__SET PROBLEM__: Each line from the one that contains "What does this" to the end of the material must be set down exactly, and no line before it.

__DATASET ENTRIES__:
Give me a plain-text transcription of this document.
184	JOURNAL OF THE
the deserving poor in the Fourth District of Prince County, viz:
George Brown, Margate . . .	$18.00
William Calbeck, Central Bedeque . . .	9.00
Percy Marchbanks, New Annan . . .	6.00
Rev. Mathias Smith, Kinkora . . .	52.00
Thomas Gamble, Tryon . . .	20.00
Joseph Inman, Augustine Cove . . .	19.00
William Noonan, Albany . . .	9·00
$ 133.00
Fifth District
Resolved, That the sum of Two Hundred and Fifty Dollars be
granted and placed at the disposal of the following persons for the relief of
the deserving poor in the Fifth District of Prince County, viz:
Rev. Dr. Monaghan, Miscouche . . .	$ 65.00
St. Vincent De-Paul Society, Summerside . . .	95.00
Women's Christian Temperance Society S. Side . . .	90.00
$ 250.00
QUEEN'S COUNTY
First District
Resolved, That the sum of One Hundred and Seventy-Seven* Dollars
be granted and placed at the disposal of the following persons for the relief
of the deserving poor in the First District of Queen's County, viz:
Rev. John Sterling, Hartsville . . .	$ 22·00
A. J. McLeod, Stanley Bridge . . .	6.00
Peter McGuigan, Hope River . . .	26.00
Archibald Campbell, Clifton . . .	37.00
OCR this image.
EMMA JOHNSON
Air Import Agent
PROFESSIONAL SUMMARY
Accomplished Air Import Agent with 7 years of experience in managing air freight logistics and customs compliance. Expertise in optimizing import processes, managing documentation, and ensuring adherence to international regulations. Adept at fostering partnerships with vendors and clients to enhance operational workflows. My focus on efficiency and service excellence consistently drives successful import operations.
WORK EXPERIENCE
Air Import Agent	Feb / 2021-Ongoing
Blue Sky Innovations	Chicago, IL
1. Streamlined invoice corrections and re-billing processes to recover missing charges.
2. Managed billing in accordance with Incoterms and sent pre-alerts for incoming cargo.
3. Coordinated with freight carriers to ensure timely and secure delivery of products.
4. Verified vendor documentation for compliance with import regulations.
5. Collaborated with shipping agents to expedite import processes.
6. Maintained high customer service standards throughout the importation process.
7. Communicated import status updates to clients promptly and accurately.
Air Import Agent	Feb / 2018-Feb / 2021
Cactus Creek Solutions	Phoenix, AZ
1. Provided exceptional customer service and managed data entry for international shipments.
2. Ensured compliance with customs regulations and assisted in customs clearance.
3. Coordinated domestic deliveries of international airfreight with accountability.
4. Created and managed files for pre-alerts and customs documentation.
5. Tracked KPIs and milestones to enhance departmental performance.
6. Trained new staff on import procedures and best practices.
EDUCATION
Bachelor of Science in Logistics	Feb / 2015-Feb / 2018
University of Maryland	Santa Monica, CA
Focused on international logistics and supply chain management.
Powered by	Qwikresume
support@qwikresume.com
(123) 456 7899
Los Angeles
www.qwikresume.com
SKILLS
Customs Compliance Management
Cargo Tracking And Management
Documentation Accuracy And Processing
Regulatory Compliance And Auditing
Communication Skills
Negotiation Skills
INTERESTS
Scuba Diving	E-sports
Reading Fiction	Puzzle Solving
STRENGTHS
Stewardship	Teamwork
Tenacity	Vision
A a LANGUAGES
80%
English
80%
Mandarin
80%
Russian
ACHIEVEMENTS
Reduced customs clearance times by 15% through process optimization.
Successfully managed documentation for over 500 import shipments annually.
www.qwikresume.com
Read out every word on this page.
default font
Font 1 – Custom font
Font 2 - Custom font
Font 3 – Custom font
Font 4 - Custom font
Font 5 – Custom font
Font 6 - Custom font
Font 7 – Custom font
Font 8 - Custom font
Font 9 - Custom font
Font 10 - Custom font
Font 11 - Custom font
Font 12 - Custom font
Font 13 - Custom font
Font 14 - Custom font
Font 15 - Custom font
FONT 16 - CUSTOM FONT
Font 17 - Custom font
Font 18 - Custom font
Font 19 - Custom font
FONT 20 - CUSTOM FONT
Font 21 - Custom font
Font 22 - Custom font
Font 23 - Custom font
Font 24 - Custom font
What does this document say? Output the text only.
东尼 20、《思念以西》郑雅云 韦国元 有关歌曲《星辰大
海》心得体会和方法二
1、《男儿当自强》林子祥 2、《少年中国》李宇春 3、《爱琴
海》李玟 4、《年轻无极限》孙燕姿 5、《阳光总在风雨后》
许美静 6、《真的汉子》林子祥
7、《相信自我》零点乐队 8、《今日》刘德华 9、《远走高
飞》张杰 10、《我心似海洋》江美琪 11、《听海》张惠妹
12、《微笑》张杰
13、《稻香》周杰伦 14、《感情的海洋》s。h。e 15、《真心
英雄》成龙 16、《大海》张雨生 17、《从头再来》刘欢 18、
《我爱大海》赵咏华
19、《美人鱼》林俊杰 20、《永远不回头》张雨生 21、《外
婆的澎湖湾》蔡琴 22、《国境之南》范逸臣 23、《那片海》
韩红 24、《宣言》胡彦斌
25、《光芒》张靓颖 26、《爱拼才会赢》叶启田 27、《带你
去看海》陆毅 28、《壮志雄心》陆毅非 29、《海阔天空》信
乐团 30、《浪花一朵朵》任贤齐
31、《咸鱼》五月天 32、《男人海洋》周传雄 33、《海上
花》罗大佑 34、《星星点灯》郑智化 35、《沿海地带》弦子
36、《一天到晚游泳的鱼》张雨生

__SOLUTION__:
What does this document say? Output the text only.
东尼 20、《思念以西》郑雅云 韦国元 有关歌曲《星辰大
海》心得体会和方法二
1、《男儿当自强》林子祥 2、《少年中国》李宇春 3、《爱琴
海》李玟 4、《年轻无极限》孙燕姿 5、《阳光总在风雨后》
许美静 6、《真的汉子》林子祥
7、《相信自我》零点乐队 8、《今日》刘德华 9、《远走高
飞》张杰 10、《我心似海洋》江美琪 11、《听海》张惠妹
12、《微笑》张杰
13、《稻香》周杰伦 14、《感情的海洋》s。h。e 15、《真心
英雄》成龙 16、《大海》张雨生 17、《从头再来》刘欢 18、
《我爱大海》赵咏华
19、《美人鱼》林俊杰 20、《永远不回头》张雨生 21、《外
婆的澎湖湾》蔡琴 22、《国境之南》范逸臣 23、《那片海》
韩红 24、《宣言》胡彦斌
25、《光芒》张靓颖 26、《爱拼才会赢》叶启田 27、《带你
去看海》陆毅 28、《壮志雄心》陆毅非 29、《海阔天空》信
乐团 30、《浪花一朵朵》任贤齐
31、《咸鱼》五月天 32、《男人海洋》周传雄 33、《海上
花》罗大佑 34、《星星点灯》郑智化 35、《沿海地带》弦子
36、《一天到晚游泳的鱼》张雨生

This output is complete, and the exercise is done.